• REQUIRED WORK
Select the lines that hold the word "this" and copy each one.
-- START DATASET EXTRACT --
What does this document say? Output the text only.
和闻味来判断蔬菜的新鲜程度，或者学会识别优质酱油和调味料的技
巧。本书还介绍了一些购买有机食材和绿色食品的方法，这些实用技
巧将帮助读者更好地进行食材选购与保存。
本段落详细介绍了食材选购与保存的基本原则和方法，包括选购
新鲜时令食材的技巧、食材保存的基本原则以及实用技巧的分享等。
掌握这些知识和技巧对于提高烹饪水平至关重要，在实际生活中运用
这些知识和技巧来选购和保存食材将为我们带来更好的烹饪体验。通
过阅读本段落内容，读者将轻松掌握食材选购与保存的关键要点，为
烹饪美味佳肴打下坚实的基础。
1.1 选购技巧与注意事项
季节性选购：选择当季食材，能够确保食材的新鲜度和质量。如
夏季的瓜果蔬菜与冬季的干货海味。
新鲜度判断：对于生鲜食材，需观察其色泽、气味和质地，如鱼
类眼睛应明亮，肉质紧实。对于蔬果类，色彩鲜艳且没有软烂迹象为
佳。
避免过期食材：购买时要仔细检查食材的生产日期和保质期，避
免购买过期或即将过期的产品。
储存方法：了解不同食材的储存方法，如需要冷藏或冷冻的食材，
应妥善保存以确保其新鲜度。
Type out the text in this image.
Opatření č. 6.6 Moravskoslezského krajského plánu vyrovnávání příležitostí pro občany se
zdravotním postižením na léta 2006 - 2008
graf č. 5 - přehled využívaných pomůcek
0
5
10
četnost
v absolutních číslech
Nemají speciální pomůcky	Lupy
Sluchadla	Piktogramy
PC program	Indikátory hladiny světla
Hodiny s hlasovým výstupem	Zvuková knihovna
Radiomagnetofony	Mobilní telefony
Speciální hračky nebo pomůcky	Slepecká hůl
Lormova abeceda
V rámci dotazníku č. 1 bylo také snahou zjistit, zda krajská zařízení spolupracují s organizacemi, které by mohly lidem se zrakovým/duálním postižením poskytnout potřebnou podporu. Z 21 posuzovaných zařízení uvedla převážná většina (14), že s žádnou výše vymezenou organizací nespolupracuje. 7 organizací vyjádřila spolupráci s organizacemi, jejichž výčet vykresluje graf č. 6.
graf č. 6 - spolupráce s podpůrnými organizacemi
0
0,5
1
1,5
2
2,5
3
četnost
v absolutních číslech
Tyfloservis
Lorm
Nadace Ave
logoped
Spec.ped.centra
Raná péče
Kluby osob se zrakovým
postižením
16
-- END DATASET EXTRACT --
• RESULT BELOW
What does this document say? Output the text only.
Type out the text in this image.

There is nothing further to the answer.